Exercise description:
Write each record again exactly as it stands.

Material for this task:
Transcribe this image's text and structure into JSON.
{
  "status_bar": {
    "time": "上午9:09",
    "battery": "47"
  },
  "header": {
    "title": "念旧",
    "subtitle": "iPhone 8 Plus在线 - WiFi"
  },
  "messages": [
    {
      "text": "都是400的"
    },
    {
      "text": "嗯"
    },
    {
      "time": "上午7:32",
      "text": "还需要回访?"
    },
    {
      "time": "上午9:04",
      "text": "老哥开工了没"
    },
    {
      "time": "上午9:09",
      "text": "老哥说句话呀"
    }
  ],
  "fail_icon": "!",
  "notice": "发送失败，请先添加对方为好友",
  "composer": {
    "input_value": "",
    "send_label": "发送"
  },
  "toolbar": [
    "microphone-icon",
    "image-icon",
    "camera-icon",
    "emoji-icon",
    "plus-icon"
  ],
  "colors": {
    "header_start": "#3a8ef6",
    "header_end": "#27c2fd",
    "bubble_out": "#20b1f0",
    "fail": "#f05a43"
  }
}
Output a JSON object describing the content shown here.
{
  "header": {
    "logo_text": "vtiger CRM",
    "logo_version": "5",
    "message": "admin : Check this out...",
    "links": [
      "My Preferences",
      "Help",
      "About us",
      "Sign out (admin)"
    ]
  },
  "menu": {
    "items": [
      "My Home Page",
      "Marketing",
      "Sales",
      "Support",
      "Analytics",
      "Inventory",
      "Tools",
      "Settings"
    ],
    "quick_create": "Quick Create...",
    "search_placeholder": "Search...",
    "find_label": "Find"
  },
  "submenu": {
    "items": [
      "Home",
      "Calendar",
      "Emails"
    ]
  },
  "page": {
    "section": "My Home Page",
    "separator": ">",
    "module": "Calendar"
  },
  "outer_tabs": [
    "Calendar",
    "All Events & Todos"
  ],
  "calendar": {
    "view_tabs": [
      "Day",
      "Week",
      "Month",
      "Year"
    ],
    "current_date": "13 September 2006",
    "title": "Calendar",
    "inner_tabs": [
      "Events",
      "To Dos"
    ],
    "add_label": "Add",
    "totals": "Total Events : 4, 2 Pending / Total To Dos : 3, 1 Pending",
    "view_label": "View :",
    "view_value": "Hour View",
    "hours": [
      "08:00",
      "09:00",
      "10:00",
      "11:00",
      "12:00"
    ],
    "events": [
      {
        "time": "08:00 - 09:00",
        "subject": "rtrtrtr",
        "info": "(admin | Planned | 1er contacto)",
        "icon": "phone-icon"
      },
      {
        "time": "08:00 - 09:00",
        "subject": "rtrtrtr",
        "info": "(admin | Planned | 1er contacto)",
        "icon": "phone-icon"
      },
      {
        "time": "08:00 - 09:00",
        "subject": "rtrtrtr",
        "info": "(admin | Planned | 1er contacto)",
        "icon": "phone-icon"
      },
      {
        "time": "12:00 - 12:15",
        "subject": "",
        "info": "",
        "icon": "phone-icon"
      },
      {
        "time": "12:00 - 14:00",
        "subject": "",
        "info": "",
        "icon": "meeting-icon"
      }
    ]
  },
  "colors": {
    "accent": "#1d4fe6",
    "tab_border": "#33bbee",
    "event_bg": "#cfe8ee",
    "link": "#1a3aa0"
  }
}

Task solution:
Transcribe this image's text and structure into JSON.
{
  "status_bar": {
    "time": "上午9:09",
    "battery": "47"
  },
  "header": {
    "title": "念旧",
    "subtitle": "iPhone 8 Plus在线 - WiFi"
  },
  "messages": [
    {
      "text": "都是400的"
    },
    {
      "text": "嗯"
    },
    {
      "time": "上午7:32",
      "text": "还需要回访?"
    },
    {
      "time": "上午9:04",
      "text": "老哥开工了没"
    },
    {
      "time": "上午9:09",
      "text": "老哥说句话呀"
    }
  ],
  "fail_icon": "!",
  "notice": "发送失败，请先添加对方为好友",
  "composer": {
    "input_value": "",
    "send_label": "发送"
  },
  "toolbar": [
    "microphone-icon",
    "image-icon",
    "camera-icon",
    "emoji-icon",
    "plus-icon"
  ],
  "colors": {
    "header_start": "#3a8ef6",
    "header_end": "#27c2fd",
    "bubble_out": "#20b1f0",
    "fail": "#f05a43"
  }
}
Output a JSON object describing the content shown here.
{
  "header": {
    "logo_text": "vtiger CRM",
    "logo_version": "5",
    "message": "admin : Check this out...",
    "links": [
      "My Preferences",
      "Help",
      "About us",
      "Sign out (admin)"
    ]
  },
  "menu": {
    "items": [
      "My Home Page",
      "Marketing",
      "Sales",
      "Support",
      "Analytics",
      "Inventory",
      "Tools",
      "Settings"
    ],
    "quick_create": "Quick Create...",
    "search_placeholder": "Search...",
    "find_label": "Find"
  },
  "submenu": {
    "items": [
      "Home",
      "Calendar",
      "Emails"
    ]
  },
  "page": {
    "section": "My Home Page",
    "separator": ">",
    "module": "Calendar"
  },
  "outer_tabs": [
    "Calendar",
    "All Events & Todos"
  ],
  "calendar": {
    "view_tabs": [
      "Day",
      "Week",
      "Month",
      "Year"
    ],
    "current_date": "13 September 2006",
    "title": "Calendar",
    "inner_tabs": [
      "Events",
      "To Dos"
    ],
    "add_label": "Add",
    "totals": "Total Events : 4, 2 Pending / Total To Dos : 3, 1 Pending",
    "view_label": "View :",
    "view_value": "Hour View",
    "hours": [
      "08:00",
      "09:00",
      "10:00",
      "11:00",
      "12:00"
    ],
    "events": [
      {
        "time": "08:00 - 09:00",
        "subject": "rtrtrtr",
        "info": "(admin | Planned | 1er contacto)",
        "icon": "phone-icon"
      },
      {
        "time": "08:00 - 09:00",
        "subject": "rtrtrtr",
        "info": "(admin | Planned | 1er contacto)",
        "icon": "phone-icon"
      },
      {
        "time": "08:00 - 09:00",
        "subject": "rtrtrtr",
        "info": "(admin | Planned | 1er contacto)",
        "icon": "phone-icon"
      },
      {
        "time": "12:00 - 12:15",
        "subject": "",
        "info": "",
        "icon": "phone-icon"
      },
      {
        "time": "12:00 - 14:00",
        "subject": "",
        "info": "",
        "icon": "meeting-icon"
      }
    ]
  },
  "colors": {
    "accent": "#1d4fe6",
    "tab_border": "#33bbee",
    "event_bg": "#cfe8ee",
    "link": "#1a3aa0"
  }
}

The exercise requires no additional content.